## WHAT THE EXERCISE ASKS
Copy the lines below exactly as they appear, from the first one through the line that contains "staticText: 车辆情况 bbox=[8, 517, 52, 530]", including both ends.

━━━━━ MATERIAL PROVIDED ━━━━━

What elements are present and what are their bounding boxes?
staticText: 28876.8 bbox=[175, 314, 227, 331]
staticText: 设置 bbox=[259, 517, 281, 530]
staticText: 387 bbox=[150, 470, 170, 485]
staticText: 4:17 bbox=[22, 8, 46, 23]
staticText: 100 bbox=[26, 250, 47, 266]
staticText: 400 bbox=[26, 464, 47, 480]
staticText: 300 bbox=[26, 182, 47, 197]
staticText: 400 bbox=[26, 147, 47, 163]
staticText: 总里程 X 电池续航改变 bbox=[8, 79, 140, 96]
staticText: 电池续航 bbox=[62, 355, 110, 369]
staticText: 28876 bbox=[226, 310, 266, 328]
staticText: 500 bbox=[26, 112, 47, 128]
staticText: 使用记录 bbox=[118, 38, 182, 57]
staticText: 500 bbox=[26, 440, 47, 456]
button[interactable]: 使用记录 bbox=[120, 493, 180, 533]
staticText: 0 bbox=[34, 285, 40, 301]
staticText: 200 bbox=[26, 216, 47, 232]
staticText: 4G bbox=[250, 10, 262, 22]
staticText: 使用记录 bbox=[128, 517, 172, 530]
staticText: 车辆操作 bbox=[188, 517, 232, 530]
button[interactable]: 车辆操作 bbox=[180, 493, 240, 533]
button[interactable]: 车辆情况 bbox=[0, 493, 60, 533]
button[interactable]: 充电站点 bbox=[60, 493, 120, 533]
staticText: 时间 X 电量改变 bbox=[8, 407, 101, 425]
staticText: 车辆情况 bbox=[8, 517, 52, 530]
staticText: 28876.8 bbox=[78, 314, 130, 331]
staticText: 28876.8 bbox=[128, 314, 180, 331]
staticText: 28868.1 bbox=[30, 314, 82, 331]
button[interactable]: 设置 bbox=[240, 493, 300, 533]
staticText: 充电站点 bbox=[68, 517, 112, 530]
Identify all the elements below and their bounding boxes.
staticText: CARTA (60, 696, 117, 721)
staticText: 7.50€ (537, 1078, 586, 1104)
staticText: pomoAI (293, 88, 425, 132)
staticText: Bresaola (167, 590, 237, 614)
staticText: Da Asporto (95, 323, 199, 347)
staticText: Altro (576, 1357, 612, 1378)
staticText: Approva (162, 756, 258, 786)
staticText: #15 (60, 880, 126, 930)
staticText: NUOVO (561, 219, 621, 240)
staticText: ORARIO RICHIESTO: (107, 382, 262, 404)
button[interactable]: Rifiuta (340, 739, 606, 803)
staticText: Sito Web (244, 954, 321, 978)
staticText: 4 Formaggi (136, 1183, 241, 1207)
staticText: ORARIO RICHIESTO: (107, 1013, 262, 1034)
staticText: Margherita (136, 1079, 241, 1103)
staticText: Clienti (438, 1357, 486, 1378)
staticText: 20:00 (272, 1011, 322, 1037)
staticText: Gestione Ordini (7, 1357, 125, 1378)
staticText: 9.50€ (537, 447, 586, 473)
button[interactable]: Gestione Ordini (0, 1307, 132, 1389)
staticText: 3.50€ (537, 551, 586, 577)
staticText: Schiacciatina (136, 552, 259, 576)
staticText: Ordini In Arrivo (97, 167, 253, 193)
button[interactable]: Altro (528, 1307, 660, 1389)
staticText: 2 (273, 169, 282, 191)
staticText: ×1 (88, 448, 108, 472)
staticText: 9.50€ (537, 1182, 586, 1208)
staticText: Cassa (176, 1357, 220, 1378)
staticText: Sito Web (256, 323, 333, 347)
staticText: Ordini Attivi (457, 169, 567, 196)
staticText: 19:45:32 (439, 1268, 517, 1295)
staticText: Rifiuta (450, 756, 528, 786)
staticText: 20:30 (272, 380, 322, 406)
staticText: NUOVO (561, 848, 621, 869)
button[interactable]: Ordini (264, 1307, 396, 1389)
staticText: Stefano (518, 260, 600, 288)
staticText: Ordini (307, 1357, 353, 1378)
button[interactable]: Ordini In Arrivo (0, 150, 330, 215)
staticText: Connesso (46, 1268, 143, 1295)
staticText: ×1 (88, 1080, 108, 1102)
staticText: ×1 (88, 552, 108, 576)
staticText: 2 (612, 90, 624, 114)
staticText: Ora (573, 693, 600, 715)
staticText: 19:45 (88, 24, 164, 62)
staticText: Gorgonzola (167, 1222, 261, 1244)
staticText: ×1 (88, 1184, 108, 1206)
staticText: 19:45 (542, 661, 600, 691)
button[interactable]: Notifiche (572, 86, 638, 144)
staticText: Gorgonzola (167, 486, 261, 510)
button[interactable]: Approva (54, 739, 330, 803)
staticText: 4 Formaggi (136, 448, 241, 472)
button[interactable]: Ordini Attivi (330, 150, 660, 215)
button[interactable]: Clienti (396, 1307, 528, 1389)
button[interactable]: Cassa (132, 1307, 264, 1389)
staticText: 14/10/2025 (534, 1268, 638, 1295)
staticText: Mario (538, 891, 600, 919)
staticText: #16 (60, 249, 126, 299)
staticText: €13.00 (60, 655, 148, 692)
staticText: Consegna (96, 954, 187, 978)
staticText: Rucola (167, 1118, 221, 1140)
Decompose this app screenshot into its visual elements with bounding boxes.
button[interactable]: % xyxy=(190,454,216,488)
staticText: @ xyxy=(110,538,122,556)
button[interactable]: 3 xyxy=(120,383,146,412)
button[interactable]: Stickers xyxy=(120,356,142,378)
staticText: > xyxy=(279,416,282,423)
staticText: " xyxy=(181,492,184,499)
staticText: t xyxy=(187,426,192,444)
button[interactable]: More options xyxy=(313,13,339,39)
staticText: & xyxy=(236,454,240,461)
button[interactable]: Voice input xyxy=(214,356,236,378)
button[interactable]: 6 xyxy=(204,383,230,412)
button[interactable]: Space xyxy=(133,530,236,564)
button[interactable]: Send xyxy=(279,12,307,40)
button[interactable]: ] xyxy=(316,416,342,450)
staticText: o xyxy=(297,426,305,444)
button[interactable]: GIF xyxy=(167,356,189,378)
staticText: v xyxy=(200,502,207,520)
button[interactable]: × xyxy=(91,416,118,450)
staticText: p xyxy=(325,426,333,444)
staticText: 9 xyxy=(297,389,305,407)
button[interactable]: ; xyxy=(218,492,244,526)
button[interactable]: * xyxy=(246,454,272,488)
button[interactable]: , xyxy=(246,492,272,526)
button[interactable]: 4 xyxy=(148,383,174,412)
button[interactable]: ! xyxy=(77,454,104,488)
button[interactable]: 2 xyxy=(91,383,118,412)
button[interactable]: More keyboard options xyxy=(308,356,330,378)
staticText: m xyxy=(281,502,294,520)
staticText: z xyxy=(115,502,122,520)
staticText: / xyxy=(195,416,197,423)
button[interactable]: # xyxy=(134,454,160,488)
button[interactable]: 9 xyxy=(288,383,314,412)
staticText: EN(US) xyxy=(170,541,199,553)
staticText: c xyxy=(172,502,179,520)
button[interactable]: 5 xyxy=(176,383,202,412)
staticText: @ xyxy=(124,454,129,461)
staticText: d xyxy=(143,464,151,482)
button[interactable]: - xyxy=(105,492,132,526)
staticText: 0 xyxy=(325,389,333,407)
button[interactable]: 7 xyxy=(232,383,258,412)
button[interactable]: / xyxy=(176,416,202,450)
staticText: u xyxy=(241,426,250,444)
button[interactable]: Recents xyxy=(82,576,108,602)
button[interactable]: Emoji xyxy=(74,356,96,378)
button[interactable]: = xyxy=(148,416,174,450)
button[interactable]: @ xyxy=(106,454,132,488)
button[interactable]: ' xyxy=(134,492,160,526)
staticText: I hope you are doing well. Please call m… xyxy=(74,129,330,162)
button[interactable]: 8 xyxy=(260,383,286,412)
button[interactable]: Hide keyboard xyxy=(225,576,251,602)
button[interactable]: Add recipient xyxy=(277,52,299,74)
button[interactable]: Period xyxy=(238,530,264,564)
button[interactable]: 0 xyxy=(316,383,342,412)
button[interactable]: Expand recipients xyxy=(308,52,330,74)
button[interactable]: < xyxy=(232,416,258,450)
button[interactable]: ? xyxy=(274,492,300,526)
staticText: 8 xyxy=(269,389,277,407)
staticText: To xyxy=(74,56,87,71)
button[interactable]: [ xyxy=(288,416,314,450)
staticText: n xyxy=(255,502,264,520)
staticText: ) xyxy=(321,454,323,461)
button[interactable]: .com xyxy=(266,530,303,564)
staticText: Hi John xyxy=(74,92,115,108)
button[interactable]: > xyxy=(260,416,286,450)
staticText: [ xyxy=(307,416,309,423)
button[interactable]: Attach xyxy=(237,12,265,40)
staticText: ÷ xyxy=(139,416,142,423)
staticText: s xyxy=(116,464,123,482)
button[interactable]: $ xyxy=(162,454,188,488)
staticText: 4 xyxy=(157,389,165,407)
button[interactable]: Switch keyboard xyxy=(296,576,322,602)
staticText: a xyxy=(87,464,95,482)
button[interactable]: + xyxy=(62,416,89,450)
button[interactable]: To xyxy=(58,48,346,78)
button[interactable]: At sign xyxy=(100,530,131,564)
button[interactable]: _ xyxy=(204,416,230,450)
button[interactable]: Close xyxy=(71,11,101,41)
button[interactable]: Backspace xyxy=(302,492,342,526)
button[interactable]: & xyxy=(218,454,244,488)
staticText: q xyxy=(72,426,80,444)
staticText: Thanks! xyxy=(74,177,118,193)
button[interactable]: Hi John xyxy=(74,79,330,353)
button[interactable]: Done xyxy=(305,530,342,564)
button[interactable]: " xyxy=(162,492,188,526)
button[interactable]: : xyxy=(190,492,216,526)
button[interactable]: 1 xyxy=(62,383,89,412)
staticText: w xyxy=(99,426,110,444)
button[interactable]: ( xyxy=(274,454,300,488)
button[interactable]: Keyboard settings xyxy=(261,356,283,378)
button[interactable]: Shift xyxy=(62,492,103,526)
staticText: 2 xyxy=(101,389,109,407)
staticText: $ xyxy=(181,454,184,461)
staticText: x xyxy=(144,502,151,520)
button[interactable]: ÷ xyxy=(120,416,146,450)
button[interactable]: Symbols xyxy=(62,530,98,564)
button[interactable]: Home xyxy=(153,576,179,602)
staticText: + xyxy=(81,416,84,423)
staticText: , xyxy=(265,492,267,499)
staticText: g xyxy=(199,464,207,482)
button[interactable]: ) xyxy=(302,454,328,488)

━━━━━

## ANSWER BELOW
What elements are present and what are their bounding boxes?
staticText: 28876.8 bbox=[175, 314, 227, 331]
staticText: 设置 bbox=[259, 517, 281, 530]
staticText: 387 bbox=[150, 470, 170, 485]
staticText: 4:17 bbox=[22, 8, 46, 23]
staticText: 100 bbox=[26, 250, 47, 266]
staticText: 400 bbox=[26, 464, 47, 480]
staticText: 300 bbox=[26, 182, 47, 197]
staticText: 400 bbox=[26, 147, 47, 163]
staticText: 总里程 X 电池续航改变 bbox=[8, 79, 140, 96]
staticText: 电池续航 bbox=[62, 355, 110, 369]
staticText: 28876 bbox=[226, 310, 266, 328]
staticText: 500 bbox=[26, 112, 47, 128]
staticText: 使用记录 bbox=[118, 38, 182, 57]
staticText: 500 bbox=[26, 440, 47, 456]
button[interactable]: 使用记录 bbox=[120, 493, 180, 533]
staticText: 0 bbox=[34, 285, 40, 301]
staticText: 200 bbox=[26, 216, 47, 232]
staticText: 4G bbox=[250, 10, 262, 22]
staticText: 使用记录 bbox=[128, 517, 172, 530]
staticText: 车辆操作 bbox=[188, 517, 232, 530]
button[interactable]: 车辆操作 bbox=[180, 493, 240, 533]
button[interactable]: 车辆情况 bbox=[0, 493, 60, 533]
button[interactable]: 充电站点 bbox=[60, 493, 120, 533]
staticText: 时间 X 电量改变 bbox=[8, 407, 101, 425]
staticText: 车辆情况 bbox=[8, 517, 52, 530]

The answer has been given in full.